### Exercise details
Every line with the word "различные" in it should be extracted from the data that follows.

— START Supplied material —

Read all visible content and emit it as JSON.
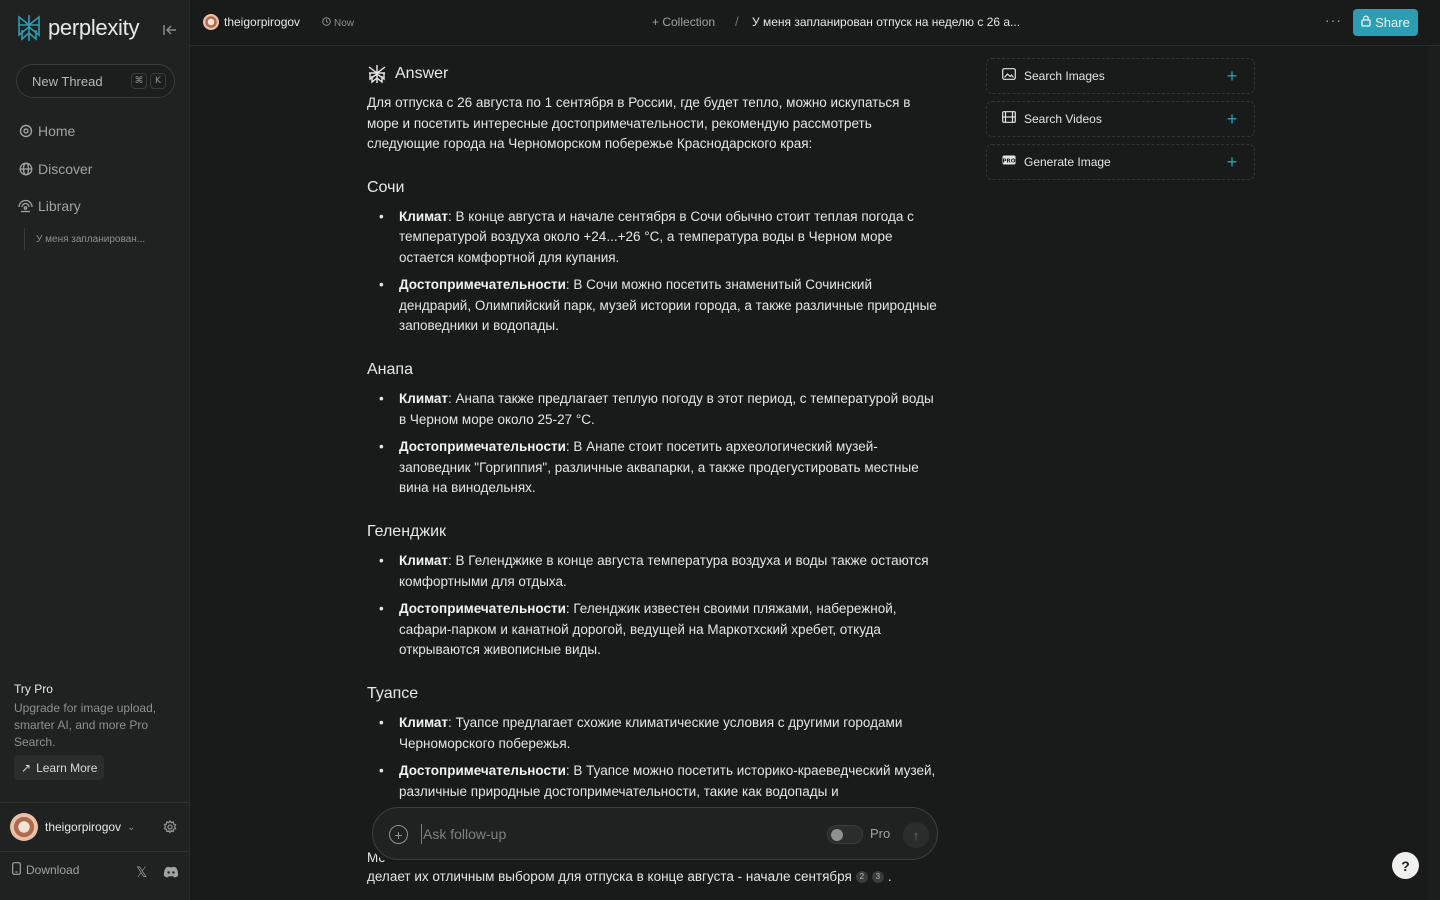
{
  "sidebar": {
    "logo_text": "perplexity",
    "new_thread": {
      "label": "New Thread",
      "shortcut_keys": [
        "⌘",
        "K"
      ]
    },
    "nav": [
      {
        "label": "Home",
        "icon": "search-icon"
      },
      {
        "label": "Discover",
        "icon": "globe-icon"
      },
      {
        "label": "Library",
        "icon": "library-icon"
      }
    ],
    "library_items": [
      "У меня запланирован..."
    ],
    "try_pro": {
      "title": "Try Pro",
      "description": "Upgrade for image upload, smarter AI, and more Pro Search.",
      "button": "Learn More"
    },
    "user": {
      "name": "theigorpirogov"
    },
    "download_label": "Download"
  },
  "header": {
    "user": "theigorpirogov",
    "time": "Now",
    "collection": "+ Collection",
    "separator": "/",
    "thread_title": "У меня запланирован отпуск на неделю с 26 а...",
    "more": "···",
    "share": "Share"
  },
  "answer": {
    "heading": "Answer",
    "intro": "Для отпуска с 26 августа по 1 сентября в России, где будет тепло, можно искупаться в море и посетить интересные достопримечательности, рекомендую рассмотреть следующие города на Черноморском побережье Краснодарского края:",
    "sections": [
      {
        "title": "Сочи",
        "items": [
          {
            "label": "Климат",
            "text": ": В конце августа и начале сентября в Сочи обычно стоит теплая погода с температурой воздуха около +24...+26 °C, а температура воды в Черном море остается комфортной для купания."
          },
          {
            "label": "Достопримечательности",
            "text": ": В Сочи можно посетить знаменитый Сочинский дендрарий, Олимпийский парк, музей истории города, а также различные природные заповедники и водопады."
          }
        ]
      },
      {
        "title": "Анапа",
        "items": [
          {
            "label": "Климат",
            "text": ": Анапа также предлагает теплую погоду в этот период, с температурой воды в Черном море около 25-27 °C."
          },
          {
            "label": "Достопримечательности",
            "text": ": В Анапе стоит посетить археологический музей-заповедник \"Горгиппия\", различные аквапарки, а также продегустировать местные вина на винодельнях."
          }
        ]
      },
      {
        "title": "Геленджик",
        "items": [
          {
            "label": "Климат",
            "text": ": В Геленджике в конце августа температура воздуха и воды также остаются комфортными для отдыха."
          },
          {
            "label": "Достопримечательности",
            "text": ": Геленджик известен своими пляжами, набережной, сафари-парком и канатной дорогой, ведущей на Маркотхский хребет, откуда открываются живописные виды."
          }
        ]
      },
      {
        "title": "Туапсе",
        "items": [
          {
            "label": "Климат",
            "text": ": Туапсе предлагает схожие климатические условия с другими городами Черноморского побережья."
          },
          {
            "label": "Достопримечательности",
            "text": ": В Туапсе можно посетить историко-краеведческий музей, различные природные достопримечательности, такие как водопады и"
          }
        ]
      }
    ],
    "tail_partial": "Мо",
    "tail": "делает их отличным выбором для отпуска в конце августа - начале сентября",
    "citations": [
      "2",
      "3"
    ],
    "tail_end": "."
  },
  "followup": {
    "placeholder": "Ask follow-up",
    "value": "",
    "pro_label": "Pro",
    "pro_enabled": false
  },
  "right_panel": [
    {
      "label": "Search Images",
      "icon": "image-icon"
    },
    {
      "label": "Search Videos",
      "icon": "film-icon"
    },
    {
      "label": "Generate Image",
      "icon": "pro-icon"
    }
  ],
  "help": "?",
  "colors": {
    "accent": "#2b9eb3",
    "background": "#191a1a",
    "sidebar": "#202222"
  }
}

— END Supplied material —

### Result of this task
            "text": ": В Сочи можно посетить знаменитый Сочинский дендрарий, Олимпийский парк, музей истории города, а также различные природные заповедники и водопады."
            "text": ": В Анапе стоит посетить археологический музей-заповедник \"Горгиппия\", различные аквапарки, а также продегустировать местные вина на винодельнях."
            "text": ": В Туапсе можно посетить историко-краеведческий музей, различные природные достопримечательности, такие как водопады и"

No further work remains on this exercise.